Prompt
With the images removed, repeat the data below exactly.

___ Supplied data ___

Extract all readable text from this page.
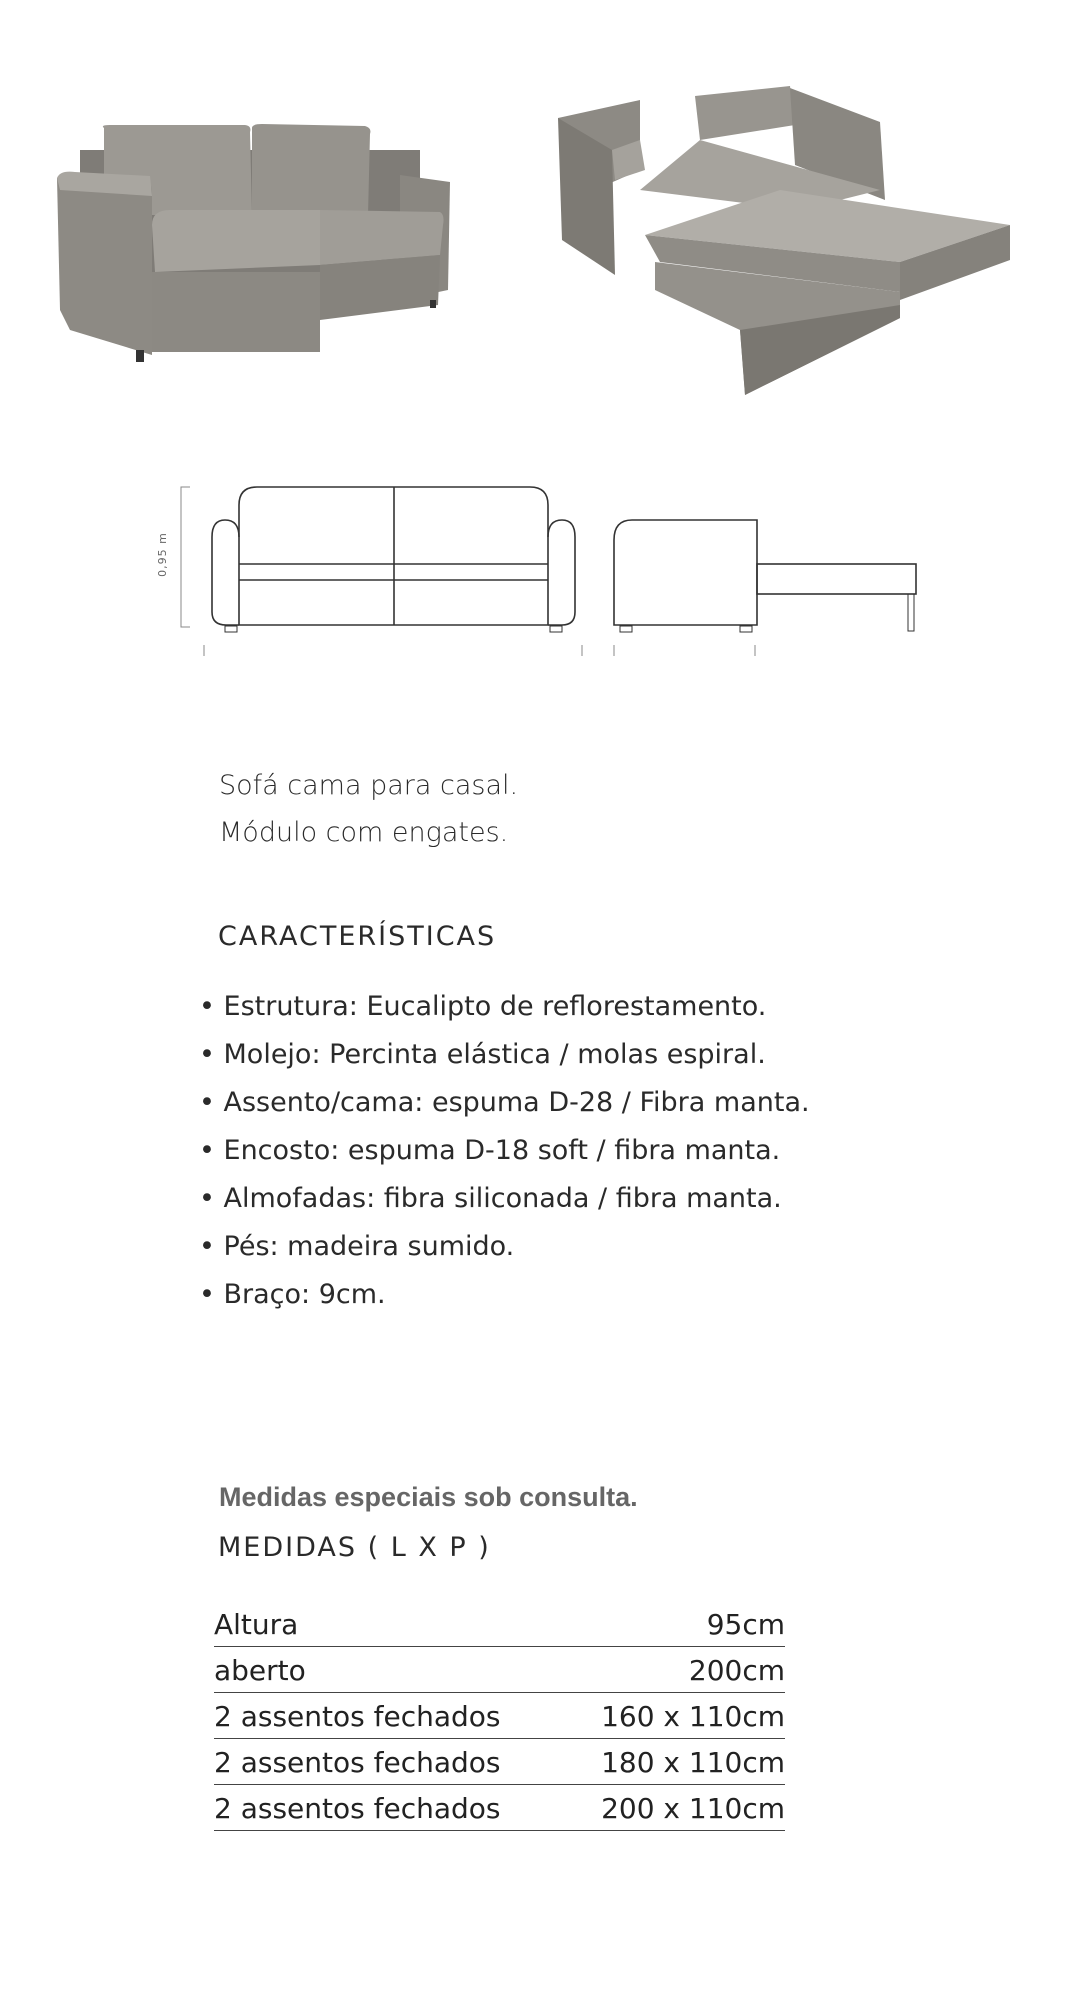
0,95 m
Sofá cama para casal.
Módulo com engates.
CARACTERÍSTICAS
• Estrutura: Eucalipto de reflorestamento.
• Molejo: Percinta elástica / molas espiral.
• Assento/cama: espuma D-28 / Fibra manta.
• Encosto: espuma D-18 soft / fibra manta.
• Almofadas: fibra siliconada / fibra manta.
• Pés: madeira sumido.
• Braço: 9cm.
Medidas especiais sob consulta.
MEDIDAS ( L X P )
Altura	95cm
aberto	200cm
2 assentos fechados	160 x 110cm
2 assentos fechados	180 x 110cm
2 assentos fechados	200 x 110cm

___

Written answer
Extract all readable text from this page.
0,95 m
Sofá cama para casal.
Módulo com engates.
CARACTERÍSTICAS
• Estrutura: Eucalipto de reflorestamento.
• Molejo: Percinta elástica / molas espiral.
• Assento/cama: espuma D-28 / Fibra manta.
• Encosto: espuma D-18 soft / fibra manta.
• Almofadas: fibra siliconada / fibra manta.
• Pés: madeira sumido.
• Braço: 9cm.
Medidas especiais sob consulta.
MEDIDAS ( L X P )
Altura	95cm
aberto	200cm
2 assentos fechados	160 x 110cm
2 assentos fechados	180 x 110cm
2 assentos fechados	200 x 110cm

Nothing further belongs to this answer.